WRITTEN REQUEST
Using the listing below, select the lines with the word "tgodfroy" and copy them.

INPUT ROWS
▬▬▬

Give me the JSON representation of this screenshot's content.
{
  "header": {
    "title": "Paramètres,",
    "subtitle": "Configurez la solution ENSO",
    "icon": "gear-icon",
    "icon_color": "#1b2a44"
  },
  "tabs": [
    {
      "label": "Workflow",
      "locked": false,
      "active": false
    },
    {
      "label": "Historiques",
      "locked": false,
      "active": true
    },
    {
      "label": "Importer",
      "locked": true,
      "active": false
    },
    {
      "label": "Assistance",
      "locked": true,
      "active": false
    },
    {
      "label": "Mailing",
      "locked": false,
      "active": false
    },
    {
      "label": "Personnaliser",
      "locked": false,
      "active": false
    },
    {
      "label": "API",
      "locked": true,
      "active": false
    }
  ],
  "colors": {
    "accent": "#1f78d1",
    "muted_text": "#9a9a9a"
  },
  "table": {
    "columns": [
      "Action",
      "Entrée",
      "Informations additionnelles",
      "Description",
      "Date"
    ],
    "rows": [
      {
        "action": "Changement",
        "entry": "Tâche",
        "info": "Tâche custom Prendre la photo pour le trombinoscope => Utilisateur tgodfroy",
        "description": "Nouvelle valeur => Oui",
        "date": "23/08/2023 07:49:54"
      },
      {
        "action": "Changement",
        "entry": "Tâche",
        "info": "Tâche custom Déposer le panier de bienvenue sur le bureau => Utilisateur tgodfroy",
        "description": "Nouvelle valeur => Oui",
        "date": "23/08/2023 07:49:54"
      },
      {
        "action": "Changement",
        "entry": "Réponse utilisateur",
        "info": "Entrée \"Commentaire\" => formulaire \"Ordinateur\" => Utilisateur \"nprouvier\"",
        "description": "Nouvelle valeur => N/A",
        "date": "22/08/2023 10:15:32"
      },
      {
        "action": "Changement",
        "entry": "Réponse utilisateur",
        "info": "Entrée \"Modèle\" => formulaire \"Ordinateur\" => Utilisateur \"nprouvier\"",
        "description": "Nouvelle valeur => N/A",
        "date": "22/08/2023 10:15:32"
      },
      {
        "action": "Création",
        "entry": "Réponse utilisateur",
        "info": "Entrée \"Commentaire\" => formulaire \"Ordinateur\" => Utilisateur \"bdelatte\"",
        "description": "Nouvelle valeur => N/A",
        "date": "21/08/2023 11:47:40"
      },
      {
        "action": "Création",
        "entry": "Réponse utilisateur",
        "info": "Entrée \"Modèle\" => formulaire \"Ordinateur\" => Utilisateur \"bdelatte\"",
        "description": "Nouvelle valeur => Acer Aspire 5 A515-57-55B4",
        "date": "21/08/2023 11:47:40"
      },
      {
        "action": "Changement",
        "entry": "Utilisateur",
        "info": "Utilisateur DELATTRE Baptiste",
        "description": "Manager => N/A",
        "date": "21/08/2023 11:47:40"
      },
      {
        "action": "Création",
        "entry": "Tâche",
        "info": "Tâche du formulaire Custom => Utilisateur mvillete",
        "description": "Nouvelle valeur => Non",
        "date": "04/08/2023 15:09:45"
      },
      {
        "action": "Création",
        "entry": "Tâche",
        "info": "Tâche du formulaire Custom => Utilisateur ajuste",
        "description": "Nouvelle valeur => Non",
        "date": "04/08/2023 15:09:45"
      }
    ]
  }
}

▬▬▬

REPLY TO THE TASK
        "info": "Tâche custom Prendre la photo pour le trombinoscope => Utilisateur tgodfroy",
        "info": "Tâche custom Déposer le panier de bienvenue sur le bureau => Utilisateur tgodfroy",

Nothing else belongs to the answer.